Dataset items
+===+
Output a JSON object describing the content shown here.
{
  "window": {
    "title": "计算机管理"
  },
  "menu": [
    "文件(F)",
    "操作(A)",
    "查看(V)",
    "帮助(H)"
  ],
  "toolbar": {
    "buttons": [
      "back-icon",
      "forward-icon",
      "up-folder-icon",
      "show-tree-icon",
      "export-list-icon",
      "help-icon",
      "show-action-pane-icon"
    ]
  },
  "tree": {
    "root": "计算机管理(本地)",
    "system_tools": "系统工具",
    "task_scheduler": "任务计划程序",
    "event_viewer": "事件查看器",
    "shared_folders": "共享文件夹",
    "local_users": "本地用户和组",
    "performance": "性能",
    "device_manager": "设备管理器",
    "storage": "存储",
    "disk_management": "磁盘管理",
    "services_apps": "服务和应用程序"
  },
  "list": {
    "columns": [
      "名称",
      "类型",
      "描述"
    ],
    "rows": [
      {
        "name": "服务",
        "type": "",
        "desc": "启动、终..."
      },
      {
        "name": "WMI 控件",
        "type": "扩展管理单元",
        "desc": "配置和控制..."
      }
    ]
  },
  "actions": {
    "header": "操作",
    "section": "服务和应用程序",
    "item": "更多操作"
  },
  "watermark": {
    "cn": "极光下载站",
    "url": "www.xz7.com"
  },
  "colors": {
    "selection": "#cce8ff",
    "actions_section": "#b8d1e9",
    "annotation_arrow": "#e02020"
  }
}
+===+
SHORT EXERCISE
Copy down every line of the entries containing the word "服务和应用程序".

RESULT OF THIS TASK
    "services_apps": "服务和应用程序"
    "section": "服务和应用程序",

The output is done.